### [Work task]
Search the material for lines containing the word "enzyme", and copy each one.

### [Data]

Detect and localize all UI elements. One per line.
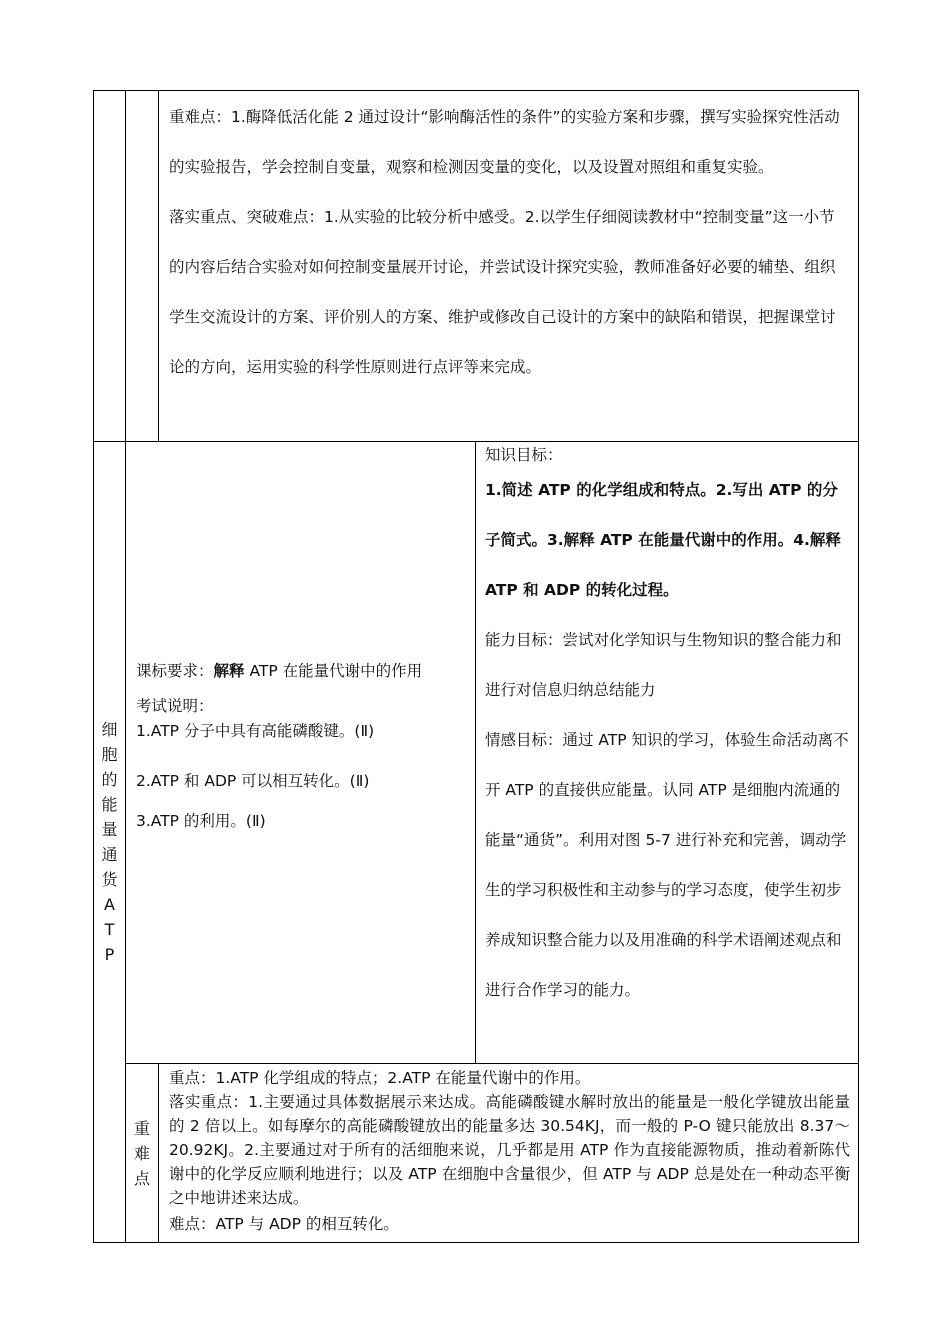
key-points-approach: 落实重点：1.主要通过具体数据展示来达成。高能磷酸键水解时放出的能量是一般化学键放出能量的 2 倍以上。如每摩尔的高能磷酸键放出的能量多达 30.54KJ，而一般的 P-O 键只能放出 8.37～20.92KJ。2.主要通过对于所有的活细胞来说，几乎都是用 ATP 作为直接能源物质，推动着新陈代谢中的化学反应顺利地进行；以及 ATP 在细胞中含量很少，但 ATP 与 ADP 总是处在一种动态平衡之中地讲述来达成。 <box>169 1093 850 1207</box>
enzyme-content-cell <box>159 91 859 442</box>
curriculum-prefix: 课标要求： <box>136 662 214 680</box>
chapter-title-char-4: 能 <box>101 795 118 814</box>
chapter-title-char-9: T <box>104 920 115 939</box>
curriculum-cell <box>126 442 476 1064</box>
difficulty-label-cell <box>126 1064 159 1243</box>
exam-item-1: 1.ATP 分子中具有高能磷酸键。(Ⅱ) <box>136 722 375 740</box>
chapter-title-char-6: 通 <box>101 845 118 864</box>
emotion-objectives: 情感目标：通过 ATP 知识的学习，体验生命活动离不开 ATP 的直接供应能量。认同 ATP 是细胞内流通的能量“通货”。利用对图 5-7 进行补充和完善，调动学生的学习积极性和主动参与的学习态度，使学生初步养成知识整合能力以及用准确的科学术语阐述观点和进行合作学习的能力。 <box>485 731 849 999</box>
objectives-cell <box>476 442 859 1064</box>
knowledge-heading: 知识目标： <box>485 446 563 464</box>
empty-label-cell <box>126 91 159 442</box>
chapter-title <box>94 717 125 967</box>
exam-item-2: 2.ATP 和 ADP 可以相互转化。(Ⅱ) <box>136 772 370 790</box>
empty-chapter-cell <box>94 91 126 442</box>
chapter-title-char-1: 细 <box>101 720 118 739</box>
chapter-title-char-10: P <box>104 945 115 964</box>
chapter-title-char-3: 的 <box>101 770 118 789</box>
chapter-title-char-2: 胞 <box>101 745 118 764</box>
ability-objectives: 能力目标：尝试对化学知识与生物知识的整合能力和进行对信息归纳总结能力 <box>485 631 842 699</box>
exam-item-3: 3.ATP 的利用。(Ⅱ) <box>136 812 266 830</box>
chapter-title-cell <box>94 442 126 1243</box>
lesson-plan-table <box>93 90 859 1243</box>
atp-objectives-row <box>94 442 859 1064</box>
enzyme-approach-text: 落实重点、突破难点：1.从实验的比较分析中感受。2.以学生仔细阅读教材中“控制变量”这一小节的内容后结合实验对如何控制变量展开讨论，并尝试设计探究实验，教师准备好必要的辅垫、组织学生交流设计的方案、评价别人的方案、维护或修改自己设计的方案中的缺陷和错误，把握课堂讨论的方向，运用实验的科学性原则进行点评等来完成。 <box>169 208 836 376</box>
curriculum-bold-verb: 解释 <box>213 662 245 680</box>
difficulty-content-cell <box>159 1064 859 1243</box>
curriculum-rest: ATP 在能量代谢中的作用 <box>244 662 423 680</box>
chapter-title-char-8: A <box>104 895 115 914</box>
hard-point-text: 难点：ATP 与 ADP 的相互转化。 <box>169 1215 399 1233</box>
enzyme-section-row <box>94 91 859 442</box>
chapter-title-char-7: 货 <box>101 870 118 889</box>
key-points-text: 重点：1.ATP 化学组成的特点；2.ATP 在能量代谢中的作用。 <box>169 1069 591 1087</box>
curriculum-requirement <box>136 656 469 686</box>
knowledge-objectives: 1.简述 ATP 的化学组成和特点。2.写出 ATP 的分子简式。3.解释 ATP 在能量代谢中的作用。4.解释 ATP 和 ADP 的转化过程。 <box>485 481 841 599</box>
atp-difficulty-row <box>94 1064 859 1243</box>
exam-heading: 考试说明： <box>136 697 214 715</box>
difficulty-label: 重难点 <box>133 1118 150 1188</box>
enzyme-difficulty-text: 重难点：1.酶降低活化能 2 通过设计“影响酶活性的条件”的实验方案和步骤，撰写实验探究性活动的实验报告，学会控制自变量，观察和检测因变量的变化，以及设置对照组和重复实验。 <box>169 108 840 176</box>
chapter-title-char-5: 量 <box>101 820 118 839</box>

### [Answer box]
enzyme-content-cell <box>159 91 859 442</box>
enzyme-approach-text: 落实重点、突破难点：1.从实验的比较分析中感受。2.以学生仔细阅读教材中“控制变量”这一小节的内容后结合实验对如何控制变量展开讨论，并尝试设计探究实验，教师准备好必要的辅垫、组织学生交流设计的方案、评价别人的方案、维护或修改自己设计的方案中的缺陷和错误，把握课堂讨论的方向，运用实验的科学性原则进行点评等来完成。 <box>169 208 836 376</box>
enzyme-section-row <box>94 91 859 442</box>
enzyme-difficulty-text: 重难点：1.酶降低活化能 2 通过设计“影响酶活性的条件”的实验方案和步骤，撰写实验探究性活动的实验报告，学会控制自变量，观察和检测因变量的变化，以及设置对照组和重复实验。 <box>169 108 840 176</box>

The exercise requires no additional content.